- [What you should do]: Work through the records below and tally every line containing "COLOMBIA". Reply with the total alone.

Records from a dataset
++++++
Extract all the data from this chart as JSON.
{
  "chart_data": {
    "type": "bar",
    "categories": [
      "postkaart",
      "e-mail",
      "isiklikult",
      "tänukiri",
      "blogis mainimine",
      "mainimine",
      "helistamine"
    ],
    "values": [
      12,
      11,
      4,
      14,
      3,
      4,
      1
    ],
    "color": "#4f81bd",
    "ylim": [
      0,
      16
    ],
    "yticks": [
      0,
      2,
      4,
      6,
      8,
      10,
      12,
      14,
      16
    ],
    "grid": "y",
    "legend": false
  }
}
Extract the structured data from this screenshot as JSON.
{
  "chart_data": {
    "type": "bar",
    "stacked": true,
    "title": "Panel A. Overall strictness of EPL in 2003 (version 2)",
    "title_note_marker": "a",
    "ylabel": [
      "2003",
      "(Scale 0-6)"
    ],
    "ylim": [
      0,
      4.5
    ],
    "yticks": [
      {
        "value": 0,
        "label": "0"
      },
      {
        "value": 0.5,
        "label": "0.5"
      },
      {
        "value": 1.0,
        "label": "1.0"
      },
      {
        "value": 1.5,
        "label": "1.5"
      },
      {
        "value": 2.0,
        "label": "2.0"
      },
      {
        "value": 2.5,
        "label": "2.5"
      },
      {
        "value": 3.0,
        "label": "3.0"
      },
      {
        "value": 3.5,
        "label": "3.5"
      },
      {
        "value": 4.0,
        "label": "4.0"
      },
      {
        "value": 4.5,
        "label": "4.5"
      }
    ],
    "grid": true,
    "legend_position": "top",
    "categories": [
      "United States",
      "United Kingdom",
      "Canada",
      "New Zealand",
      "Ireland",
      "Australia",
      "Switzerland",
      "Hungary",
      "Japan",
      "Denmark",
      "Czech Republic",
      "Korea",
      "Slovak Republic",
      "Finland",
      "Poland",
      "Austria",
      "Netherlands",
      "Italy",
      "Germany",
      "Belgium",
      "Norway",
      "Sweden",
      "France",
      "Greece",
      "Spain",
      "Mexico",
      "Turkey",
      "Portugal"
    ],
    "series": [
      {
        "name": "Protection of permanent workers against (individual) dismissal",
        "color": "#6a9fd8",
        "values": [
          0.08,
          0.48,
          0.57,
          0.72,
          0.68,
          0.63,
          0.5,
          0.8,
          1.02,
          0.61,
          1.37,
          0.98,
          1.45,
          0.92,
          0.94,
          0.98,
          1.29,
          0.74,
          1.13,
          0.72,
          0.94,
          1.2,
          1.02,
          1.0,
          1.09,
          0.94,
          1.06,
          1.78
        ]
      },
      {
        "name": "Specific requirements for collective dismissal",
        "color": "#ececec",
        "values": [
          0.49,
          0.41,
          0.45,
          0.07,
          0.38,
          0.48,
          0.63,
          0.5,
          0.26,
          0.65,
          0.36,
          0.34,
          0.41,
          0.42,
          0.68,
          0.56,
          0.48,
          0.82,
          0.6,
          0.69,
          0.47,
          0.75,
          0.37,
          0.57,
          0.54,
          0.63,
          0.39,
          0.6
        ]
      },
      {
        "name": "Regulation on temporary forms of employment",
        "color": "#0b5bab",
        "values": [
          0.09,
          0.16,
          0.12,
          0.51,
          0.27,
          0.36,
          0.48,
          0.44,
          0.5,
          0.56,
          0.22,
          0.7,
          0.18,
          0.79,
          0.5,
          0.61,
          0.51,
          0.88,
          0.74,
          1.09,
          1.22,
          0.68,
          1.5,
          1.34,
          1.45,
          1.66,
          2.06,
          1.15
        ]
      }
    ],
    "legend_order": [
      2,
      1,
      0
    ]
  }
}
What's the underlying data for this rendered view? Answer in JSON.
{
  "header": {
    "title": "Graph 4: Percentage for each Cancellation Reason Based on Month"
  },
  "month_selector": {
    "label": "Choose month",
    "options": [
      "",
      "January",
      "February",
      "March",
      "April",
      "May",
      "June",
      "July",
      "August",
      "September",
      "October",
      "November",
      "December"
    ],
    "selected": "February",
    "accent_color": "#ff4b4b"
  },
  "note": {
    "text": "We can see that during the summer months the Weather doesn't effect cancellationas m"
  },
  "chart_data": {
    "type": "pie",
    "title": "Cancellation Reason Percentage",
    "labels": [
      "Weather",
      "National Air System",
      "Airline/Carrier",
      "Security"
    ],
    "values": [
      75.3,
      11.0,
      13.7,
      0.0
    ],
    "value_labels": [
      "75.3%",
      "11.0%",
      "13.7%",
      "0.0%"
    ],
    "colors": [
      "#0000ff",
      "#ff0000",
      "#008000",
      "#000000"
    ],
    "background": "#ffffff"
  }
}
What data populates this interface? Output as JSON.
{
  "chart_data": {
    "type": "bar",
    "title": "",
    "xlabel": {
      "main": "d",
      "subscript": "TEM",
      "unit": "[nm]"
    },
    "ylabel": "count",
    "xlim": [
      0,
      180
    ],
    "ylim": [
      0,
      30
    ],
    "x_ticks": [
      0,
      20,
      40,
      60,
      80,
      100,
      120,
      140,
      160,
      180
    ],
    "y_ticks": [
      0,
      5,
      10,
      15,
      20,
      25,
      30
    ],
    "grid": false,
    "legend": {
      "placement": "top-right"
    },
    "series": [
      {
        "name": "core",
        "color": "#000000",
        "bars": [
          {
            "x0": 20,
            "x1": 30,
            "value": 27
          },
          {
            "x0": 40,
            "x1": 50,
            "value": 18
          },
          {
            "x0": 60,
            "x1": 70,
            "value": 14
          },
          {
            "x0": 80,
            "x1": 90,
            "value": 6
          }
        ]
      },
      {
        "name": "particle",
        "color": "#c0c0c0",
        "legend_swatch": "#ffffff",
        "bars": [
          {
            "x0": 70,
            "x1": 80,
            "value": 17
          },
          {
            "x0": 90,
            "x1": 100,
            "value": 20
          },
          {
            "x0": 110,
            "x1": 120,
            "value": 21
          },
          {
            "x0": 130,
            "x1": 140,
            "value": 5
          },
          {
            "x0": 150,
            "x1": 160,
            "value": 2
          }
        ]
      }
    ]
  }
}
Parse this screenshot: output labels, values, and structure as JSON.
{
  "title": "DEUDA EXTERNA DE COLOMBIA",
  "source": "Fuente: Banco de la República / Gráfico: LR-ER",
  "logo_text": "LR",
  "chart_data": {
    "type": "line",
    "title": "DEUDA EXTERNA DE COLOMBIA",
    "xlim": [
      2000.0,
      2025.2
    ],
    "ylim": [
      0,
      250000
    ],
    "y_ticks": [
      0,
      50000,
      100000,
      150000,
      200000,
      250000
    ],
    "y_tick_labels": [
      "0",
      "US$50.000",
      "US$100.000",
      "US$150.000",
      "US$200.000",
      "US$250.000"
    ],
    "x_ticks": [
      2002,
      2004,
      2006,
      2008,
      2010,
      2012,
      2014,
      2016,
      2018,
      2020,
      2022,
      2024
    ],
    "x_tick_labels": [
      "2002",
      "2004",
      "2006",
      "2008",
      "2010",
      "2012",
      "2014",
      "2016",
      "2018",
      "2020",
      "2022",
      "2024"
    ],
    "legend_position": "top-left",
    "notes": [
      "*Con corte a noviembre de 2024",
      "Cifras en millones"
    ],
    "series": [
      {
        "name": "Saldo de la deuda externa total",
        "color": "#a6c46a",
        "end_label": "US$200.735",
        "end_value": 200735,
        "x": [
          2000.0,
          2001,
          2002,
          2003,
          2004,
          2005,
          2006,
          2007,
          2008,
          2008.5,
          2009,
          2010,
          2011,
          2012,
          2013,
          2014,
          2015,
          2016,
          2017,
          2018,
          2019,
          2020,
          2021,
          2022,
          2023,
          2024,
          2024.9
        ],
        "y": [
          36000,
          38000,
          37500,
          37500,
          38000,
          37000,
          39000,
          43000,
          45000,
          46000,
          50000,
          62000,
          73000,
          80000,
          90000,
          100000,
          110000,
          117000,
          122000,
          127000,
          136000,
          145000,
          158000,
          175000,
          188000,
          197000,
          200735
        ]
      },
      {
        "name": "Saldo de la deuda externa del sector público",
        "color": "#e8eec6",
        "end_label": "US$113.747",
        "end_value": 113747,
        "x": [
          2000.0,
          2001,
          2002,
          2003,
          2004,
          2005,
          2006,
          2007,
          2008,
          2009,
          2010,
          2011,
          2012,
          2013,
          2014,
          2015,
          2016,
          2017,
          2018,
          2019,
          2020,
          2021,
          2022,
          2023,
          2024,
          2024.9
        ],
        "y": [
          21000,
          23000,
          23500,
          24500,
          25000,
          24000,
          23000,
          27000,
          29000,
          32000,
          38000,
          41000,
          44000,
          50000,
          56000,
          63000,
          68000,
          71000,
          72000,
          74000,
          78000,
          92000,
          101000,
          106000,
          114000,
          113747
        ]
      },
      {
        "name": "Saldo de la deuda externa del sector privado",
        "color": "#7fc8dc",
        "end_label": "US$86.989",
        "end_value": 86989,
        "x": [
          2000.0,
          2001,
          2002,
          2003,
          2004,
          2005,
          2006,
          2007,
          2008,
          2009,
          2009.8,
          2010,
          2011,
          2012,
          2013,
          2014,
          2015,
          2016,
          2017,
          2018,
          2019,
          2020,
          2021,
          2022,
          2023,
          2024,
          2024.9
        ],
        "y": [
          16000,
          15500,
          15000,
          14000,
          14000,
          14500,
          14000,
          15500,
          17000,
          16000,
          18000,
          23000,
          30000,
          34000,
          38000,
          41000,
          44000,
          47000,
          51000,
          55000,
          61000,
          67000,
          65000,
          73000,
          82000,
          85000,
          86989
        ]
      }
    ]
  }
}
++++++
- [Output]: 2